STATED TASK »
Provide nothing but the number of lines containing the string "linescans".

DATA FOR PROCESSING »
· · · · · · ·

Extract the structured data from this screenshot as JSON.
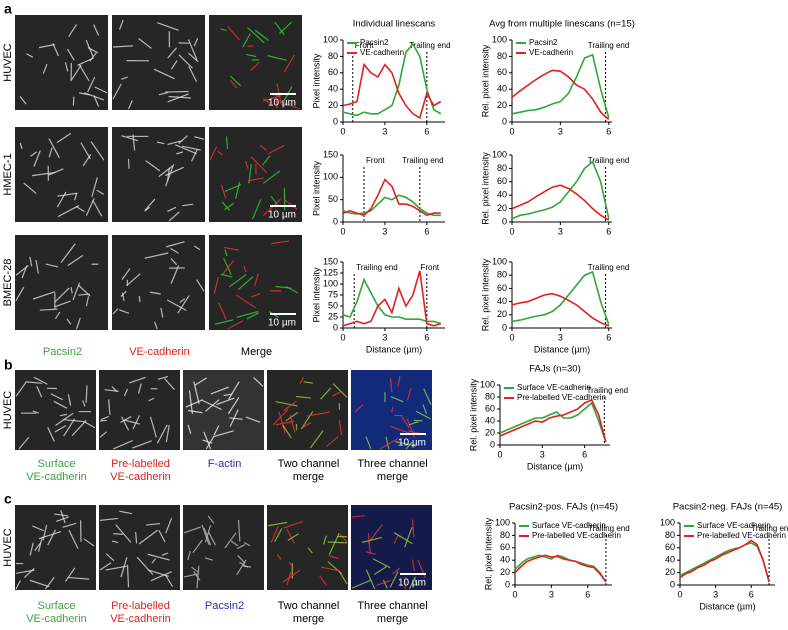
{
  "figure": {
    "panels": [
      {
        "label": "a",
        "rows": [
          "HUVEC",
          "HMEC-1",
          "BMEC-28"
        ],
        "images": [
          {
            "lines": [
              "Pacsin2"
            ],
            "color": "#3aa63a"
          },
          {
            "lines": [
              "VE-cadherin"
            ],
            "color": "#e0221e"
          },
          {
            "lines": [
              "Merge"
            ],
            "color": "#000000"
          }
        ]
      },
      {
        "label": "b",
        "rows": [
          "HUVEC"
        ],
        "images": [
          {
            "lines": [
              "Surface",
              "VE-cadherin"
            ],
            "color": "#3aa63a"
          },
          {
            "lines": [
              "Pre-labelled",
              "VE-cadherin"
            ],
            "color": "#e0221e"
          },
          {
            "lines": [
              "F-actin"
            ],
            "color": "#2b2bb0"
          },
          {
            "lines": [
              "Two channel",
              "merge"
            ],
            "color": "#000000"
          },
          {
            "lines": [
              "Three channel",
              "merge"
            ],
            "color": "#000000"
          }
        ]
      },
      {
        "label": "c",
        "rows": [
          "HUVEC"
        ],
        "images": [
          {
            "lines": [
              "Surface",
              "VE-cadherin"
            ],
            "color": "#3aa63a"
          },
          {
            "lines": [
              "Pre-labelled",
              "VE-cadherin"
            ],
            "color": "#e0221e"
          },
          {
            "lines": [
              "Pacsin2"
            ],
            "color": "#2b2bb0"
          },
          {
            "lines": [
              "Two channel",
              "merge"
            ],
            "color": "#000000"
          },
          {
            "lines": [
              "Three channel",
              "merge"
            ],
            "color": "#000000"
          }
        ]
      }
    ],
    "scale_bars": [
      "10 µm",
      "10 µm",
      "10 µm",
      "10 µm",
      "10 µm"
    ]
  },
  "chart_data": [
    {
      "type": "line",
      "title": "Individual linescans",
      "ylabel": "Pixel intensity",
      "x": [
        0,
        0.5,
        1,
        1.5,
        2,
        2.5,
        3,
        3.5,
        4,
        4.5,
        5,
        5.5,
        6,
        6.5,
        7
      ],
      "xlim": [
        0,
        7.3
      ],
      "xticks": [
        0,
        3,
        6
      ],
      "ylim": [
        0,
        100
      ],
      "yticks": [
        0,
        20,
        40,
        60,
        80,
        100
      ],
      "series": [
        {
          "name": "Pacsin2",
          "color": "#2ea836",
          "values": [
            12,
            10,
            8,
            12,
            10,
            10,
            15,
            20,
            45,
            85,
            95,
            80,
            40,
            15,
            10
          ]
        },
        {
          "name": "VE-cadherin",
          "color": "#e0221e",
          "values": [
            20,
            22,
            25,
            70,
            60,
            55,
            70,
            60,
            35,
            20,
            10,
            5,
            35,
            20,
            25
          ]
        }
      ],
      "annotations": [
        {
          "text": "Front",
          "x": 0.7
        },
        {
          "text": "Trailing end",
          "x": 6
        }
      ]
    },
    {
      "type": "line",
      "title": "Avg from multiple linescans (n=15)",
      "ylabel": "Rel. pixel intensity",
      "x": [
        0,
        0.5,
        1,
        1.5,
        2,
        2.5,
        3,
        3.5,
        4,
        4.5,
        5,
        5.5,
        6
      ],
      "xlim": [
        0,
        6.2
      ],
      "xticks": [
        0,
        3,
        6
      ],
      "ylim": [
        0,
        100
      ],
      "yticks": [
        0,
        20,
        40,
        60,
        80,
        100
      ],
      "series": [
        {
          "name": "Pacsin2",
          "color": "#2ea836",
          "values": [
            10,
            12,
            14,
            15,
            18,
            22,
            25,
            35,
            55,
            78,
            82,
            40,
            5
          ]
        },
        {
          "name": "VE-cadherin",
          "color": "#e0221e",
          "values": [
            30,
            38,
            45,
            52,
            58,
            63,
            62,
            55,
            45,
            40,
            28,
            12,
            3
          ]
        }
      ],
      "annotations": [
        {
          "text": "Trailing end",
          "x": 5.8
        }
      ]
    },
    {
      "type": "line",
      "ylabel": "Pixel intensity",
      "x": [
        0,
        0.5,
        1,
        1.5,
        2,
        2.5,
        3,
        3.5,
        4,
        4.5,
        5,
        5.5,
        6,
        6.5,
        7
      ],
      "xlim": [
        0,
        7.3
      ],
      "xticks": [
        0,
        3,
        6
      ],
      "ylim": [
        0,
        150
      ],
      "yticks": [
        0,
        50,
        100,
        150
      ],
      "series": [
        {
          "color": "#2ea836",
          "values": [
            25,
            20,
            18,
            20,
            25,
            40,
            55,
            50,
            60,
            55,
            45,
            30,
            20,
            15,
            15
          ]
        },
        {
          "color": "#e0221e",
          "values": [
            20,
            25,
            20,
            15,
            30,
            60,
            95,
            80,
            40,
            40,
            35,
            25,
            15,
            20,
            20
          ]
        }
      ],
      "annotations": [
        {
          "text": "Front",
          "x": 1.5
        },
        {
          "text": "Trailing end",
          "x": 5.5
        }
      ]
    },
    {
      "type": "line",
      "ylabel": "Rel. pixel intensity",
      "x": [
        0,
        0.5,
        1,
        1.5,
        2,
        2.5,
        3,
        3.5,
        4,
        4.5,
        5,
        5.5,
        6
      ],
      "xlim": [
        0,
        6.2
      ],
      "xticks": [
        0,
        3,
        6
      ],
      "ylim": [
        0,
        100
      ],
      "yticks": [
        0,
        20,
        40,
        60,
        80,
        100
      ],
      "series": [
        {
          "color": "#2ea836",
          "values": [
            5,
            10,
            12,
            15,
            18,
            22,
            30,
            45,
            60,
            80,
            90,
            60,
            5
          ]
        },
        {
          "color": "#e0221e",
          "values": [
            20,
            25,
            30,
            38,
            45,
            52,
            55,
            50,
            42,
            32,
            20,
            10,
            3
          ]
        }
      ],
      "annotations": [
        {
          "text": "Trailing end",
          "x": 5.8
        }
      ]
    },
    {
      "type": "line",
      "ylabel": "Pixel intensity",
      "xlabel": "Distance (µm)",
      "x": [
        0,
        0.5,
        1,
        1.5,
        2,
        2.5,
        3,
        3.5,
        4,
        4.5,
        5,
        5.5,
        6,
        6.5,
        7
      ],
      "xlim": [
        0,
        7.3
      ],
      "xticks": [
        0,
        3,
        6
      ],
      "ylim": [
        0,
        150
      ],
      "yticks": [
        0,
        25,
        50,
        75,
        100,
        125,
        150
      ],
      "series": [
        {
          "color": "#2ea836",
          "values": [
            30,
            25,
            60,
            110,
            80,
            50,
            30,
            25,
            25,
            20,
            20,
            20,
            15,
            15,
            10
          ]
        },
        {
          "color": "#e0221e",
          "values": [
            5,
            10,
            15,
            10,
            15,
            50,
            65,
            35,
            90,
            50,
            75,
            130,
            10,
            5,
            10
          ]
        }
      ],
      "annotations": [
        {
          "text": "Trailing end",
          "x": 0.8
        },
        {
          "text": "Front",
          "x": 6
        }
      ]
    },
    {
      "type": "line",
      "ylabel": "Rel. pixel intensity",
      "xlabel": "Distance (µm)",
      "x": [
        0,
        0.5,
        1,
        1.5,
        2,
        2.5,
        3,
        3.5,
        4,
        4.5,
        5,
        5.5,
        6
      ],
      "xlim": [
        0,
        6.2
      ],
      "xticks": [
        0,
        3,
        6
      ],
      "ylim": [
        0,
        100
      ],
      "yticks": [
        0,
        20,
        40,
        60,
        80,
        100
      ],
      "series": [
        {
          "color": "#2ea836",
          "values": [
            10,
            12,
            15,
            18,
            20,
            25,
            35,
            50,
            65,
            80,
            85,
            40,
            5
          ]
        },
        {
          "color": "#e0221e",
          "values": [
            35,
            38,
            40,
            45,
            50,
            52,
            48,
            42,
            35,
            25,
            15,
            8,
            3
          ]
        }
      ],
      "annotations": [
        {
          "text": "Trailing end",
          "x": 5.8
        }
      ]
    },
    {
      "type": "line",
      "title": "FAJs (n=30)",
      "ylabel": "Rel. pixel intensity",
      "xlabel": "Distance (µm)",
      "x": [
        0,
        0.5,
        1,
        1.5,
        2,
        2.5,
        3,
        3.5,
        4,
        4.5,
        5,
        5.5,
        6,
        6.5,
        7,
        7.5
      ],
      "xlim": [
        0,
        7.8
      ],
      "xticks": [
        0,
        3,
        6
      ],
      "ylim": [
        0,
        100
      ],
      "yticks": [
        0,
        20,
        40,
        60,
        80,
        100
      ],
      "series": [
        {
          "name": "Surface VE-cadherin",
          "color": "#2ea836",
          "values": [
            20,
            25,
            30,
            35,
            40,
            45,
            45,
            50,
            55,
            45,
            45,
            50,
            60,
            70,
            40,
            5
          ]
        },
        {
          "name": "Pre-labelled VE-cadherin",
          "color": "#e0221e",
          "values": [
            15,
            20,
            25,
            30,
            35,
            40,
            38,
            45,
            48,
            50,
            55,
            60,
            70,
            75,
            50,
            5
          ]
        }
      ],
      "annotations": [
        {
          "text": "Trailing end",
          "x": 7.4
        }
      ]
    },
    {
      "type": "line",
      "title": "Pacsin2-pos. FAJs (n=45)",
      "ylabel": "Rel. pixel intensity",
      "x": [
        0,
        0.5,
        1,
        1.5,
        2,
        2.5,
        3,
        3.5,
        4,
        4.5,
        5,
        5.5,
        6,
        6.5,
        7,
        7.5
      ],
      "xlim": [
        0,
        8
      ],
      "xticks": [
        0,
        3,
        6
      ],
      "ylim": [
        0,
        100
      ],
      "yticks": [
        0,
        20,
        40,
        60,
        80,
        100
      ],
      "series": [
        {
          "name": "Surface VE-cadherin",
          "color": "#2ea836",
          "values": [
            25,
            35,
            42,
            45,
            48,
            45,
            42,
            48,
            45,
            40,
            38,
            35,
            32,
            30,
            20,
            5
          ]
        },
        {
          "name": "Pre-labelled VE-cadherin",
          "color": "#e0221e",
          "values": [
            20,
            30,
            38,
            42,
            45,
            48,
            45,
            46,
            42,
            40,
            38,
            33,
            30,
            28,
            18,
            5
          ]
        }
      ],
      "annotations": [
        {
          "text": "Trailing end",
          "x": 7.5
        }
      ]
    },
    {
      "type": "line",
      "title": "Pacsin2-neg. FAJs (n=45)",
      "xlabel": "Distance (µm)",
      "x": [
        0,
        0.5,
        1,
        1.5,
        2,
        2.5,
        3,
        3.5,
        4,
        4.5,
        5,
        5.5,
        6,
        6.5,
        7,
        7.5
      ],
      "xlim": [
        0,
        8
      ],
      "xticks": [
        0,
        3,
        6
      ],
      "ylim": [
        0,
        100
      ],
      "yticks": [
        0,
        20,
        40,
        60,
        80,
        100
      ],
      "series": [
        {
          "name": "Surface VE-cadherin",
          "color": "#2ea836",
          "values": [
            15,
            20,
            25,
            30,
            35,
            40,
            45,
            50,
            55,
            58,
            60,
            65,
            68,
            62,
            40,
            5
          ]
        },
        {
          "name": "Pre-labelled VE-cadherin",
          "color": "#e0221e",
          "values": [
            12,
            18,
            22,
            28,
            32,
            38,
            42,
            48,
            52,
            56,
            60,
            65,
            72,
            65,
            40,
            5
          ]
        }
      ],
      "annotations": [
        {
          "text": "Trailing end",
          "x": 7.5
        }
      ]
    }
  ]
}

· · · · · · ·

WRITTEN ANSWER »
2